◆ Problem details
Pull out all lines from the listing below in which the word "Probably" appears.

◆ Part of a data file
•••

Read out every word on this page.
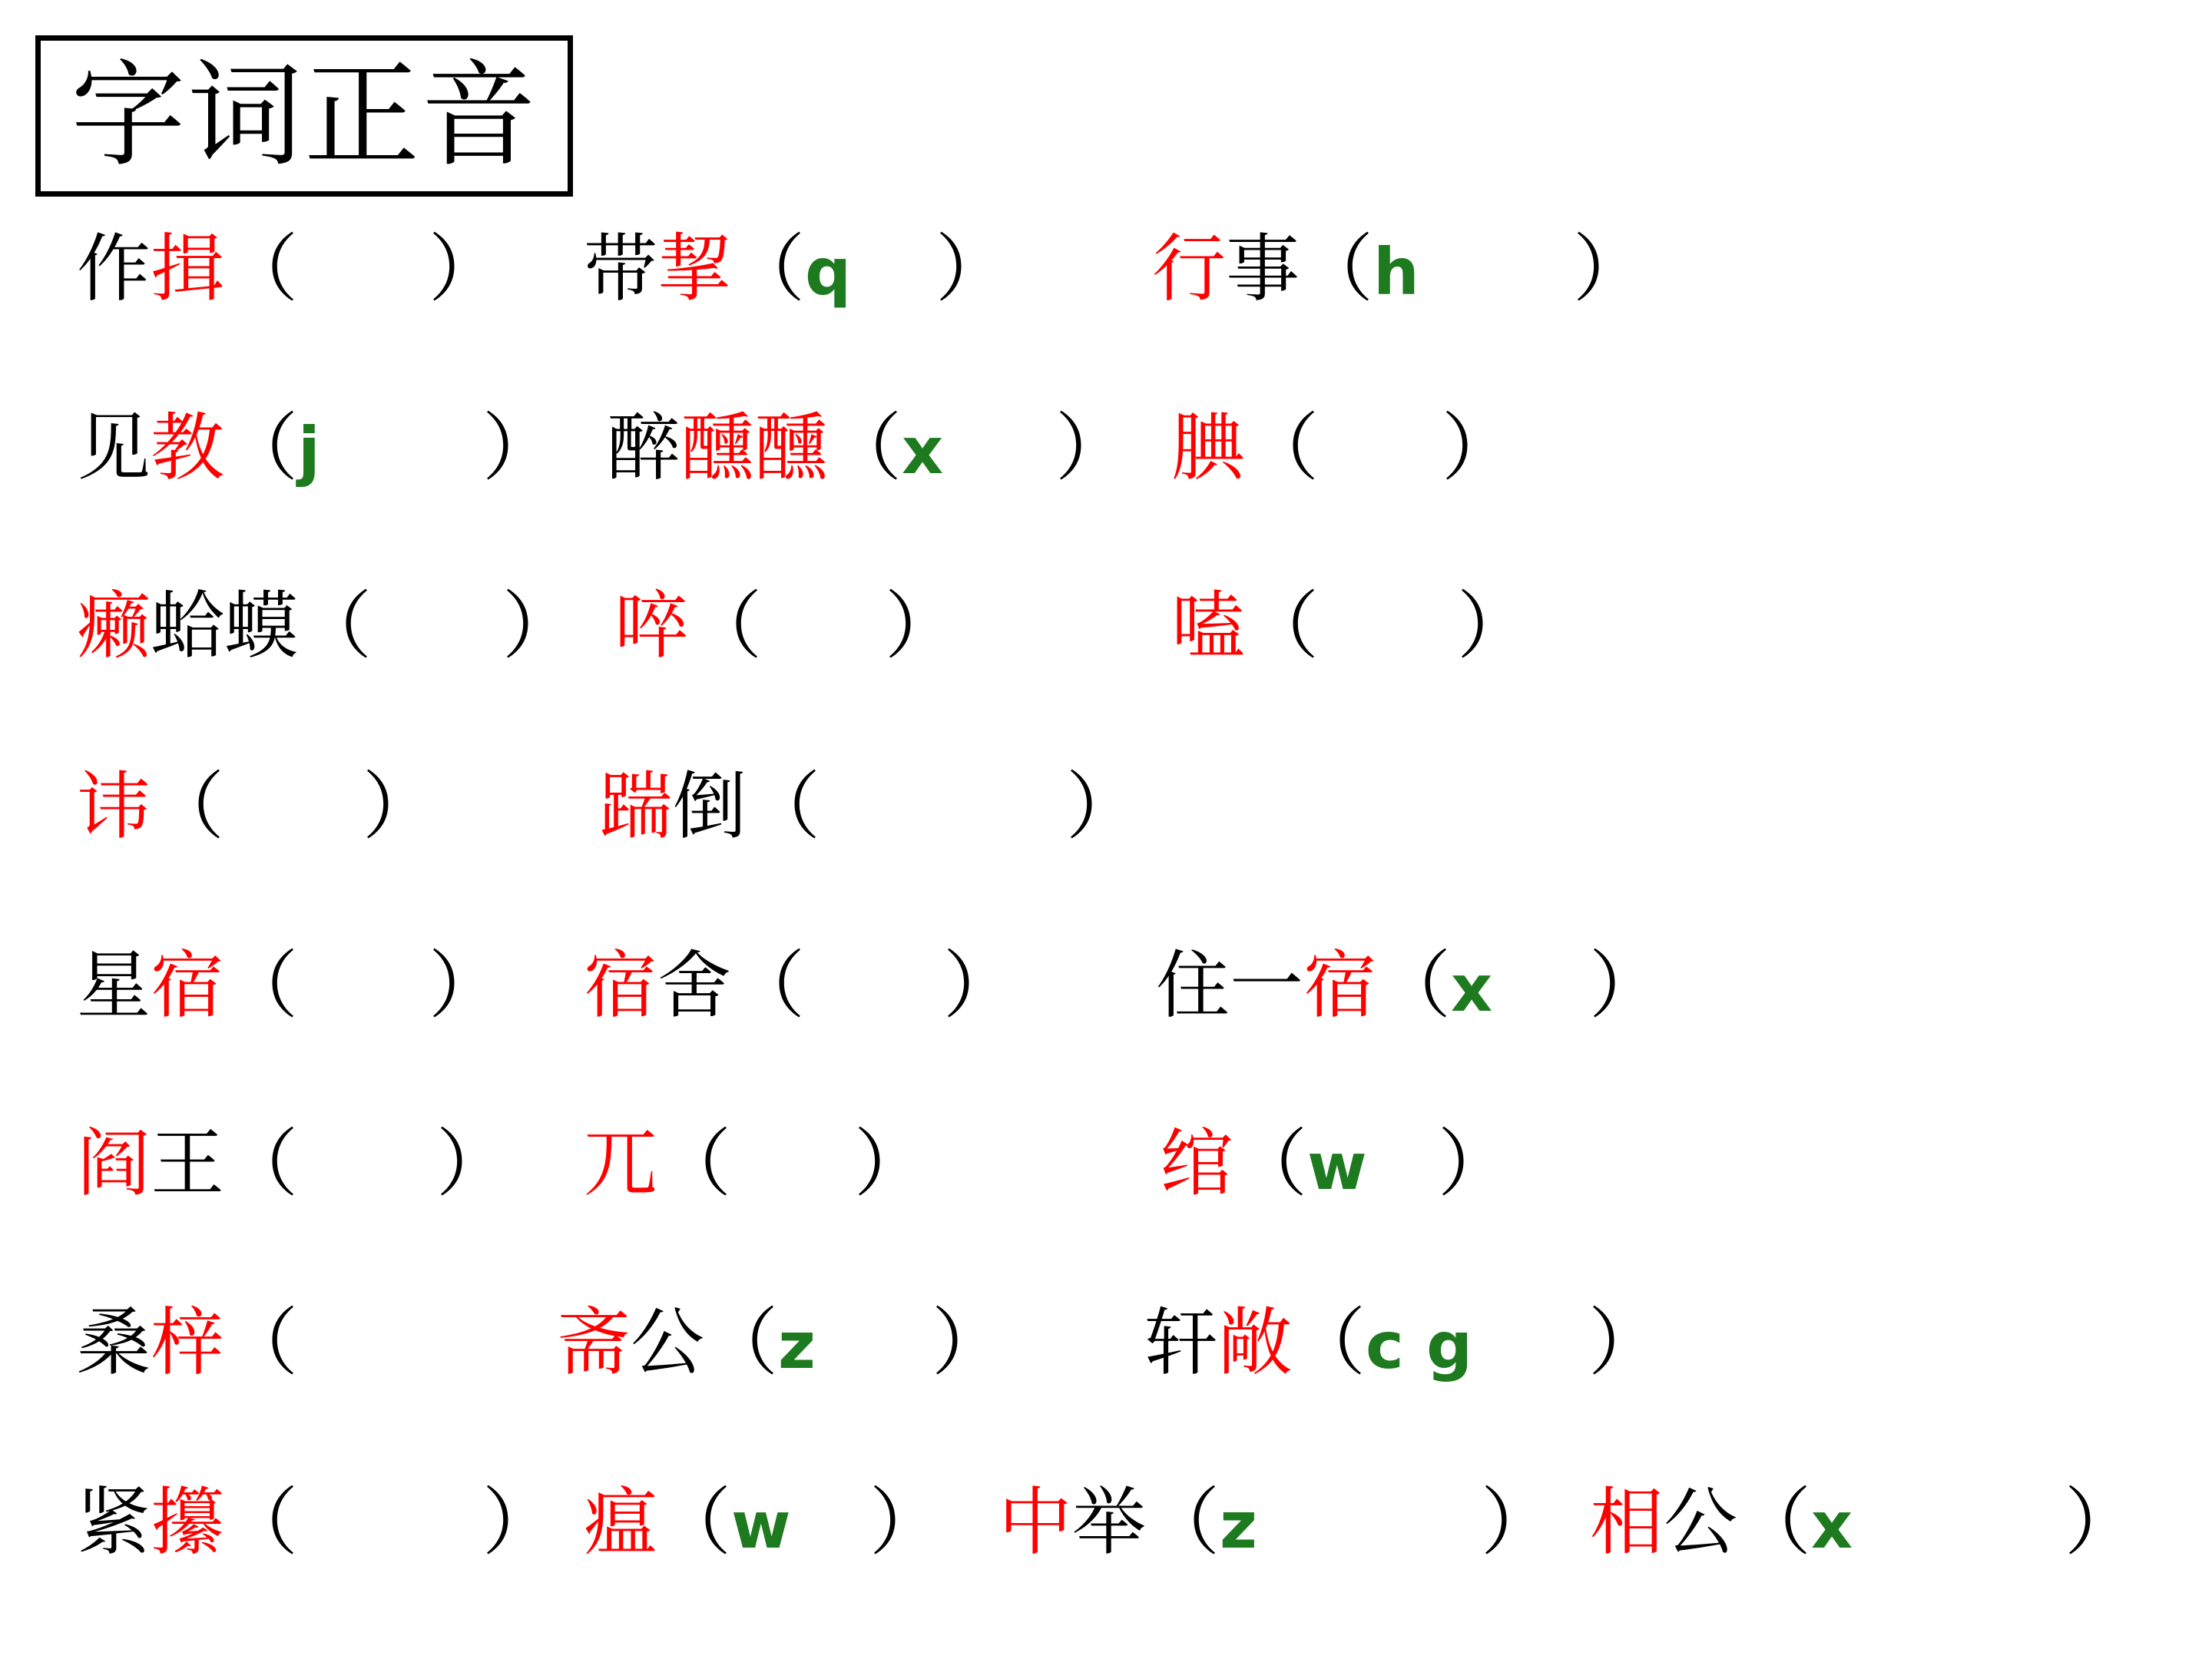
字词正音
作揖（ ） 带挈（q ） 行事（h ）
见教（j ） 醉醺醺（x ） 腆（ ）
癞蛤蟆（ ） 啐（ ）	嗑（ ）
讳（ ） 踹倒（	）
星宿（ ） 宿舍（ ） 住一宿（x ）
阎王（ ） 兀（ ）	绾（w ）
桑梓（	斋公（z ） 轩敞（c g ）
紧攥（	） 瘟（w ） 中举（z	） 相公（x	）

•••

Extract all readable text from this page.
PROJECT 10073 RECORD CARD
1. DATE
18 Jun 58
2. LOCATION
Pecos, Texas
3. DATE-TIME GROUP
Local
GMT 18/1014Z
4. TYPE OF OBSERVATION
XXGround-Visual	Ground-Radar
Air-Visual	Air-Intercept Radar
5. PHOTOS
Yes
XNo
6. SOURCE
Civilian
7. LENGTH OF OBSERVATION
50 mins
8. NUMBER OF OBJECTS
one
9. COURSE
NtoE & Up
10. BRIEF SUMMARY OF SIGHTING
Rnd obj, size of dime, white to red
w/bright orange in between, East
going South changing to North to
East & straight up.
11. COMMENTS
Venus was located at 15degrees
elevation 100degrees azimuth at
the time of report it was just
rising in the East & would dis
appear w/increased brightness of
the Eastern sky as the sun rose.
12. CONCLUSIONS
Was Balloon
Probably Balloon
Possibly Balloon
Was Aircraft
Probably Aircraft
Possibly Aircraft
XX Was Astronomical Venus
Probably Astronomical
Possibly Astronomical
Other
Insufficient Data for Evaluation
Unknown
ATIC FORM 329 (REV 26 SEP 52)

•••

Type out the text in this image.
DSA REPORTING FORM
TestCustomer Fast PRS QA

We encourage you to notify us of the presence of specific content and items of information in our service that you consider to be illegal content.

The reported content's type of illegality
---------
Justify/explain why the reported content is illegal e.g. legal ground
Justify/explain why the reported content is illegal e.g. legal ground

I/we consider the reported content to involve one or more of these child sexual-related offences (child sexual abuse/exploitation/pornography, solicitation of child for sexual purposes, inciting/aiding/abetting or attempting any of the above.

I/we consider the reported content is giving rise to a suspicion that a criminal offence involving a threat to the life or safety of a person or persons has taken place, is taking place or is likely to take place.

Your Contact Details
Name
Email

•••

◆ Solution for this task
Probably Balloon
Probably Aircraft
Probably Astronomical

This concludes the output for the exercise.